_Given instruction_
Write out the data below in full, unchanged, minus the images.

_Supplied records_
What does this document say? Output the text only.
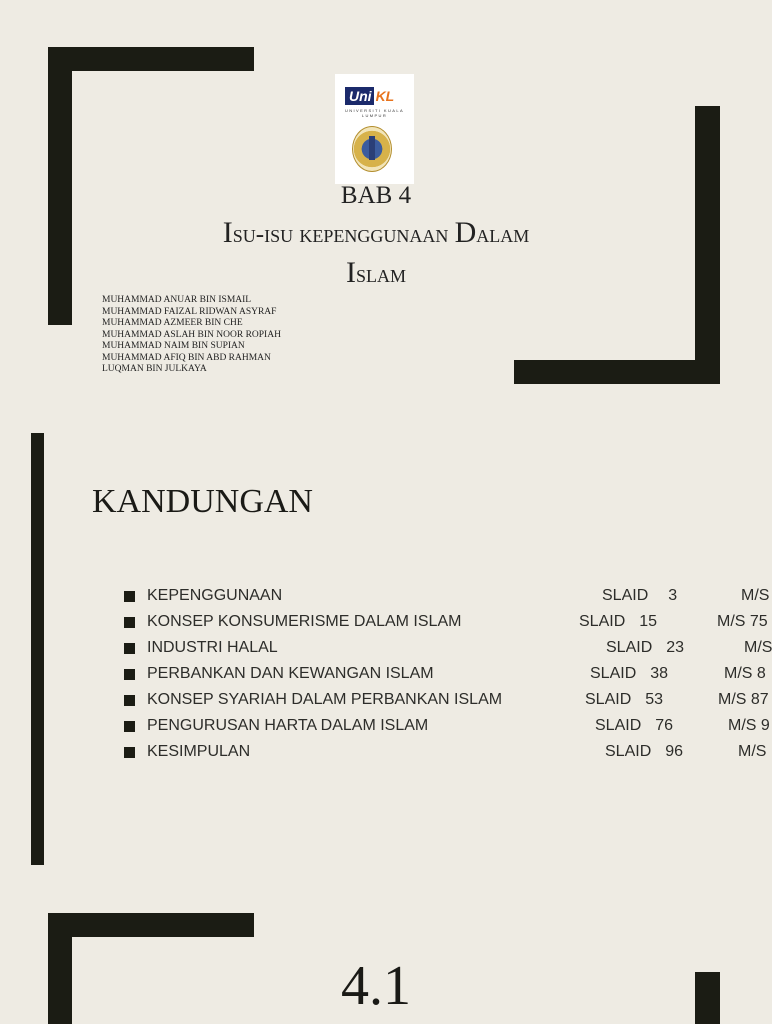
Uni KL
UNIVERSITI KUALA LUMPUR
BAB 4
Isu-isu kepenggunaan Dalam
Islam
MUHAMMAD ANUAR BIN ISMAIL
MUHAMMAD FAIZAL RIDWAN ASYRAF
MUHAMMAD AZMEER BIN CHE
MUHAMMAD ASLAH BIN NOOR ROPIAH
MUHAMMAD NAIM BIN SUPIAN
MUHAMMAD AFIQ BIN ABD RAHMAN
LUQMAN BIN JULKAYA
KANDUNGAN
KEPENGGUNAAN	SLAID 3	M/S
KONSEP KONSUMERISME DALAM ISLAM	SLAID 15	M/S 75
INDUSTRI HALAL	SLAID 23	M/S
PERBANKAN DAN KEWANGAN ISLAM	SLAID 38	M/S 8
KONSEP SYARIAH DALAM PERBANKAN ISLAM	SLAID 53	M/S 87
PENGURUSAN HARTA DALAM ISLAM	SLAID 76	M/S 9
KESIMPULAN	SLAID 96	M/S
4.1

_Answer to the task_
What does this document say? Output the text only.
Uni KL
UNIVERSITI KUALA LUMPUR
BAB 4
Isu-isu kepenggunaan Dalam
Islam
MUHAMMAD ANUAR BIN ISMAIL
MUHAMMAD FAIZAL RIDWAN ASYRAF
MUHAMMAD AZMEER BIN CHE
MUHAMMAD ASLAH BIN NOOR ROPIAH
MUHAMMAD NAIM BIN SUPIAN
MUHAMMAD AFIQ BIN ABD RAHMAN
LUQMAN BIN JULKAYA
KANDUNGAN
KEPENGGUNAAN	SLAID 3	M/S
KONSEP KONSUMERISME DALAM ISLAM	SLAID 15	M/S 75
INDUSTRI HALAL	SLAID 23	M/S
PERBANKAN DAN KEWANGAN ISLAM	SLAID 38	M/S 8
KONSEP SYARIAH DALAM PERBANKAN ISLAM	SLAID 53	M/S 87
PENGURUSAN HARTA DALAM ISLAM	SLAID 76	M/S 9
KESIMPULAN	SLAID 96	M/S
4.1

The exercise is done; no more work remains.